═════ DATASET ROWS ═════

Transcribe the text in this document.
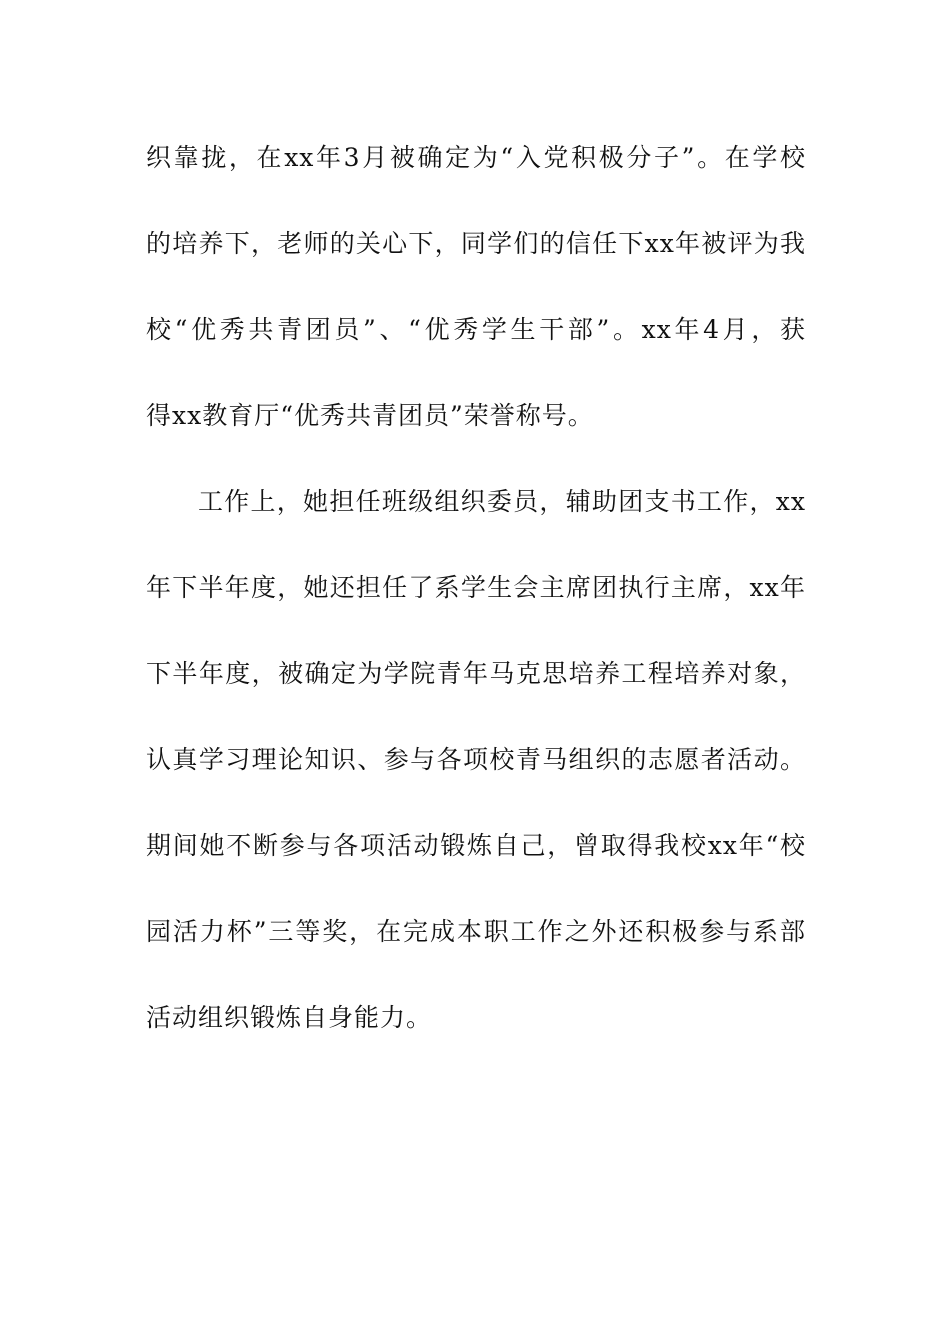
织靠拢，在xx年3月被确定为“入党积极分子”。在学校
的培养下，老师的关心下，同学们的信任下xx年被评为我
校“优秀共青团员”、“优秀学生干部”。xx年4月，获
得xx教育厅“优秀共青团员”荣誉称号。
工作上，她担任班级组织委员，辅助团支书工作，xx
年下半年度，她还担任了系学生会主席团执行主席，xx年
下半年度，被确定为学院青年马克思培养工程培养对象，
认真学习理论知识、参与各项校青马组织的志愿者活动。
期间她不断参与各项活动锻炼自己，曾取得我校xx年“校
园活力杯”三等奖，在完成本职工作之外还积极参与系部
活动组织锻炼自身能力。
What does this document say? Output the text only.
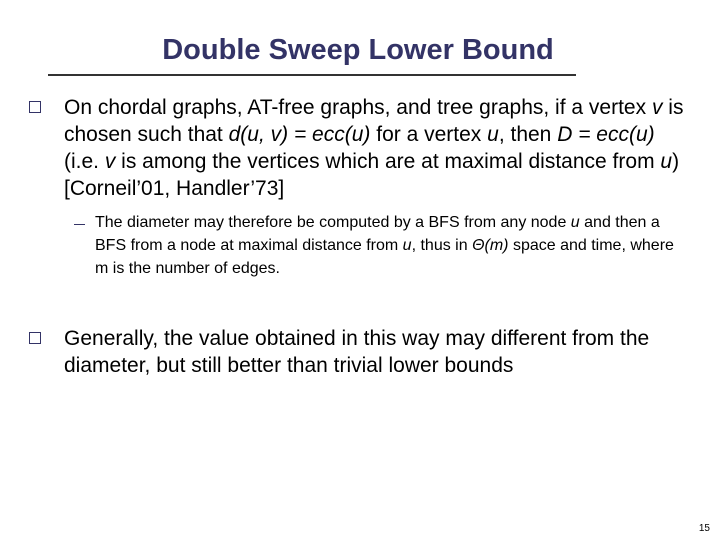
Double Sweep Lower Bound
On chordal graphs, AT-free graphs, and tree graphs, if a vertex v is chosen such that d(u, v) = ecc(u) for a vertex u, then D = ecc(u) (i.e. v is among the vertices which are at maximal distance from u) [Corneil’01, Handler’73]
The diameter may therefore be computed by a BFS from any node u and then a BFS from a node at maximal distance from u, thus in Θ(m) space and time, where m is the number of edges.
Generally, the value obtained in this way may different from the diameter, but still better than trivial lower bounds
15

═════

**STATED GOAL:**
Return every line of the preceding records in which the word "this" appears.

**OUTPUT BELOW:**
Transcribe the text in this document.
What does this document say? Output the text only.
Generally, the value obtained in this way may different from the diameter, but still better than trivial lower bounds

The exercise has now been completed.